• Work required
Return the number of lines that contain the word "Piano", and return nothing else.

• Recorded information
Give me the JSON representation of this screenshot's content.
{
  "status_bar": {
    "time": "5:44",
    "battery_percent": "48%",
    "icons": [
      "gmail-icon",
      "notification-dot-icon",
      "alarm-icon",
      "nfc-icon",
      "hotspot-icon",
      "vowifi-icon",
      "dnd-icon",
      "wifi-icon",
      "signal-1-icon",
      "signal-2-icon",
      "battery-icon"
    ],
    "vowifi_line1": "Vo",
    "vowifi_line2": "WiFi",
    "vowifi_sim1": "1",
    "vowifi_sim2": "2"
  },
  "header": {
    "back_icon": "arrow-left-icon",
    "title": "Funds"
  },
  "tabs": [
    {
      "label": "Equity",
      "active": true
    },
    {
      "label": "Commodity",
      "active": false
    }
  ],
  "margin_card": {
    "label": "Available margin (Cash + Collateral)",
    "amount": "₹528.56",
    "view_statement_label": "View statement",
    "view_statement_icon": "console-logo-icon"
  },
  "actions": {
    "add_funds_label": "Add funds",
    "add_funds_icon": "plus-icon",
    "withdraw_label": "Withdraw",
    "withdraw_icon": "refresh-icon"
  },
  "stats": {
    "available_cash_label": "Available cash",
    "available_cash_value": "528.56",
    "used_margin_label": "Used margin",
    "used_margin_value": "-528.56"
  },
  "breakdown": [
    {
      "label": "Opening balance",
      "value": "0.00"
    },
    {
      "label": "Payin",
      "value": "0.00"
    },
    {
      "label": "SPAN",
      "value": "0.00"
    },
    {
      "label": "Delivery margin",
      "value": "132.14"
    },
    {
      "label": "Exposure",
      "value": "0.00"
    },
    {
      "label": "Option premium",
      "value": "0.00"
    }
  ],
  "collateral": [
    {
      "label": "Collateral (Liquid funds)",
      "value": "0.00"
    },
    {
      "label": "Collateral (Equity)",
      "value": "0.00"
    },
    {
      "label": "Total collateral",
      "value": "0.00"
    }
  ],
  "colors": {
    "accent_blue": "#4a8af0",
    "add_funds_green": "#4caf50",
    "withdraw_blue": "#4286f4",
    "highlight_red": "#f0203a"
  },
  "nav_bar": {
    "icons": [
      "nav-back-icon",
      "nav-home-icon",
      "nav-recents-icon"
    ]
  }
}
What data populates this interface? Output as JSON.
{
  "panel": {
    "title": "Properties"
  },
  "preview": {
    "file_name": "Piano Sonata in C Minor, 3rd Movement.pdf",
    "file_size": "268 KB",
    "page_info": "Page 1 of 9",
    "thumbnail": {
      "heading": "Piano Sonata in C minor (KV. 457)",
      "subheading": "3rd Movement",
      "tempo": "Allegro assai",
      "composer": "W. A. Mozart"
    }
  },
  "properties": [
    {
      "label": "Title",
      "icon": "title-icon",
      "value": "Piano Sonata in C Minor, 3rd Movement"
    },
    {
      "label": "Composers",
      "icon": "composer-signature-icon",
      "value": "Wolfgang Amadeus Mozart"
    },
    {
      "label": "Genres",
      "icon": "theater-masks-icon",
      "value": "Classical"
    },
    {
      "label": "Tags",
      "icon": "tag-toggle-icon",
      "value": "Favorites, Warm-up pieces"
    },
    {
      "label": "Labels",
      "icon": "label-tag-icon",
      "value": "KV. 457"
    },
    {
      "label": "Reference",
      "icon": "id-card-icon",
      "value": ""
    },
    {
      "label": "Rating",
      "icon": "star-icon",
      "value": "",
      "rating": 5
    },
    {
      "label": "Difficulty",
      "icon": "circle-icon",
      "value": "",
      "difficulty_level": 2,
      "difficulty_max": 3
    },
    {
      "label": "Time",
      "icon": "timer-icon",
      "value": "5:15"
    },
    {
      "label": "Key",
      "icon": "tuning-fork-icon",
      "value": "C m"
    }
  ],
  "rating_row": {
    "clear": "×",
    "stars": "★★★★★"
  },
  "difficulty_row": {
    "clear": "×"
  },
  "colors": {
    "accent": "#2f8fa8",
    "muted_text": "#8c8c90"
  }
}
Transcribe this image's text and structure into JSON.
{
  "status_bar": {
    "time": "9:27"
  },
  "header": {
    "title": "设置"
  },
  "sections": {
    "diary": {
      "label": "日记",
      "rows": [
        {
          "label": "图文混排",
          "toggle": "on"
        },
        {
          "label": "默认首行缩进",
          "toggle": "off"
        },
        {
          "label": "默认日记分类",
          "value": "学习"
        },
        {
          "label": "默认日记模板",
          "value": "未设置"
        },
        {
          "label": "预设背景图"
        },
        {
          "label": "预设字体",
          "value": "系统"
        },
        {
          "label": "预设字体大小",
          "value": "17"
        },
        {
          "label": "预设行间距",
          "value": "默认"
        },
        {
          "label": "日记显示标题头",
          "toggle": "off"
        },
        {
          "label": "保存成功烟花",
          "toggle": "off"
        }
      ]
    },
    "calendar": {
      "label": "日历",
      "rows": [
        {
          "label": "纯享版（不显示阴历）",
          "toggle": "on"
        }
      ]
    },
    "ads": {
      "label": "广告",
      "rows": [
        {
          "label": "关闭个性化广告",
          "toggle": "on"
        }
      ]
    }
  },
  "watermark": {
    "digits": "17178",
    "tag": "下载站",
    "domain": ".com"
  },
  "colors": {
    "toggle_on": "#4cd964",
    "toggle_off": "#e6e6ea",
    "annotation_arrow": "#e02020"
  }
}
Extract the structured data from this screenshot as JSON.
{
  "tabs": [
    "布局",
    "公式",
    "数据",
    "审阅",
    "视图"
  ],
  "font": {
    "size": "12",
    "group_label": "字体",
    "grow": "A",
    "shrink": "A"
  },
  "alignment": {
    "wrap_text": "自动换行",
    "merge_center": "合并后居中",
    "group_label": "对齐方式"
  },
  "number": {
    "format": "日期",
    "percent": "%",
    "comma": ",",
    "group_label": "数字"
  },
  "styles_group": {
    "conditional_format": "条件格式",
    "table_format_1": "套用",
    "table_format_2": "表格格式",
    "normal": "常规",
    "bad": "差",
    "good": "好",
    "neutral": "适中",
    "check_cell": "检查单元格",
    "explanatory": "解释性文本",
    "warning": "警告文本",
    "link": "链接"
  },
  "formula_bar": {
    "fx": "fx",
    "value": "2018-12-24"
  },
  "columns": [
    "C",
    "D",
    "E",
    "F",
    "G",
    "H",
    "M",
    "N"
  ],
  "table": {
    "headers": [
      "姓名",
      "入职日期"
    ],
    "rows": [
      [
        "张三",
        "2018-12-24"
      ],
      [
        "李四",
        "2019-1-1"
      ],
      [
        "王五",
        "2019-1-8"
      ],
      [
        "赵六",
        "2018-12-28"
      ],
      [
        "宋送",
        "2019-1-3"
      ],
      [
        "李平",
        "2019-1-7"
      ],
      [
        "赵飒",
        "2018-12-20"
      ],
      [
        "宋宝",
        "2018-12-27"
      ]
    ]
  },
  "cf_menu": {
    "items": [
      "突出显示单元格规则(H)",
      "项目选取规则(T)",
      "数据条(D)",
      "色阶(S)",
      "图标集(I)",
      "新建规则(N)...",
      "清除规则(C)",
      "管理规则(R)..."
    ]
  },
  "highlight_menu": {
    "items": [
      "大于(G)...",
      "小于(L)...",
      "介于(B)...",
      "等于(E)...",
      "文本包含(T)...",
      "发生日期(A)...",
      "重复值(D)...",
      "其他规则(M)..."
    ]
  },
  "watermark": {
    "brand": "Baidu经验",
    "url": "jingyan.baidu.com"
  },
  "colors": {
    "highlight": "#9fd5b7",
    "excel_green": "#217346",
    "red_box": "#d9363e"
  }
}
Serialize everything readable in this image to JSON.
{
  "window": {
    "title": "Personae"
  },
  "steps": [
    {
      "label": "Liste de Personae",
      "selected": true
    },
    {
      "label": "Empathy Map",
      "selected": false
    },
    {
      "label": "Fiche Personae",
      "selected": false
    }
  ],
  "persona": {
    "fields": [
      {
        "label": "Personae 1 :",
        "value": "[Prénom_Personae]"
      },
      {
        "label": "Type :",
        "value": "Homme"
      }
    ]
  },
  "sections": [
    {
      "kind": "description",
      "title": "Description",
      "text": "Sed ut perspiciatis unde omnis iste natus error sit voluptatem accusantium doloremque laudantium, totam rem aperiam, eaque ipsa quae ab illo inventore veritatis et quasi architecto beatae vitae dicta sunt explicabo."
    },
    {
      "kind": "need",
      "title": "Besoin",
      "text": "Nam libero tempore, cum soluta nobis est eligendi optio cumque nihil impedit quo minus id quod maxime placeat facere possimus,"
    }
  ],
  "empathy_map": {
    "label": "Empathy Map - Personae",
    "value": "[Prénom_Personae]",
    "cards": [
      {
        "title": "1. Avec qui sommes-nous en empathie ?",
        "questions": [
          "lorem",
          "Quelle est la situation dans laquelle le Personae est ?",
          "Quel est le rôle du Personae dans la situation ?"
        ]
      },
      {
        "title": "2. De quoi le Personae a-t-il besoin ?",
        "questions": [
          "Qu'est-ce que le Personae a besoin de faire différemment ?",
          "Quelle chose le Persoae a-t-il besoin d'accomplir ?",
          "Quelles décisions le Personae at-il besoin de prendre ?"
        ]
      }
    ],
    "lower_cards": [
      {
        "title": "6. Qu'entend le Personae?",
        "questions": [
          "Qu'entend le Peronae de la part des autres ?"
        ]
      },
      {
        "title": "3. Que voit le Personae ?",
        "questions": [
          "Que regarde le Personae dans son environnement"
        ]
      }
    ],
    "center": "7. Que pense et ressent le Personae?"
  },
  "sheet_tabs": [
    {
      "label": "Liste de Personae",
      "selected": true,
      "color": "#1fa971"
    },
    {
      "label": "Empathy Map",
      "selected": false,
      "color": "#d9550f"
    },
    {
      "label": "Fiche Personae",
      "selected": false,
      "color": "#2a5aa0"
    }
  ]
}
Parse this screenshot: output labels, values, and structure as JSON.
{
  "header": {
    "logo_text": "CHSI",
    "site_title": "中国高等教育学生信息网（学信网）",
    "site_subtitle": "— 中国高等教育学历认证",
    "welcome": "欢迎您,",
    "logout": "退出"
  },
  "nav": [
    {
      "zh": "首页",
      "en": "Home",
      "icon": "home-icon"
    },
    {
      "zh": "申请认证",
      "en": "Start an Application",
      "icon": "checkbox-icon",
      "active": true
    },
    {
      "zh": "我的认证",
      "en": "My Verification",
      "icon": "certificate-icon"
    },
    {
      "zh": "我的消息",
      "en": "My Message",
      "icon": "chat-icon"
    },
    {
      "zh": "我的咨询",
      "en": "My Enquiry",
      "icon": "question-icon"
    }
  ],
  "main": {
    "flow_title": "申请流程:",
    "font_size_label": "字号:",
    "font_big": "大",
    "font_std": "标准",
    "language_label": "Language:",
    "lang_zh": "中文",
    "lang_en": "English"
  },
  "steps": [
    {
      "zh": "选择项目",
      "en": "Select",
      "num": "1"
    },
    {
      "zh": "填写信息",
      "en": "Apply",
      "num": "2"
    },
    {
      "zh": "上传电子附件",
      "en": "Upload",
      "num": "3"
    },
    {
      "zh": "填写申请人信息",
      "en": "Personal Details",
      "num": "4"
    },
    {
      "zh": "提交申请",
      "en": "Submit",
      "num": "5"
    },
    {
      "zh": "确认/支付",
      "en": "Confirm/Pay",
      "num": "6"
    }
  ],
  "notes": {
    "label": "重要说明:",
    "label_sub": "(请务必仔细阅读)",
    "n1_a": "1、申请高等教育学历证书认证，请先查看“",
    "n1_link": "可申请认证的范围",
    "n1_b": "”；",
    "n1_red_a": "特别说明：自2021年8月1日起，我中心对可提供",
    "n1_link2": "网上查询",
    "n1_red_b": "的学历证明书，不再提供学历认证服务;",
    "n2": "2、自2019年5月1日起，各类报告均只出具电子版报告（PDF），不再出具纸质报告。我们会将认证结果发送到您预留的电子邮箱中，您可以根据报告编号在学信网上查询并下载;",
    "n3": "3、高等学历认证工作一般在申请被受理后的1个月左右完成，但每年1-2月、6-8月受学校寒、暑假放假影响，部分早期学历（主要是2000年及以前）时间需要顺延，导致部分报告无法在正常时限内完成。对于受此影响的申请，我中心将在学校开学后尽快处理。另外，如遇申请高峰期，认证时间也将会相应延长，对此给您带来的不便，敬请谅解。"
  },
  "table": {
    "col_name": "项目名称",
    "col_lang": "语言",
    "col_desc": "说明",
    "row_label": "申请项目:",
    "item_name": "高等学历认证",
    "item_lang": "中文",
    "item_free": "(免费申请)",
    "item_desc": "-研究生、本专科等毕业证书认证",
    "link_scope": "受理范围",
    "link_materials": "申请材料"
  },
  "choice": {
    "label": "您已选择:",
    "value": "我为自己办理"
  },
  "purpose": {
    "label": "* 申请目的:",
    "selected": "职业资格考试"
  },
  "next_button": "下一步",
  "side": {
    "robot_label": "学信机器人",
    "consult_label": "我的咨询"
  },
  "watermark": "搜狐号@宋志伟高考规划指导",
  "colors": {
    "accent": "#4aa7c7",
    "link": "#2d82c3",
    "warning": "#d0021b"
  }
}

• Exercise answer
3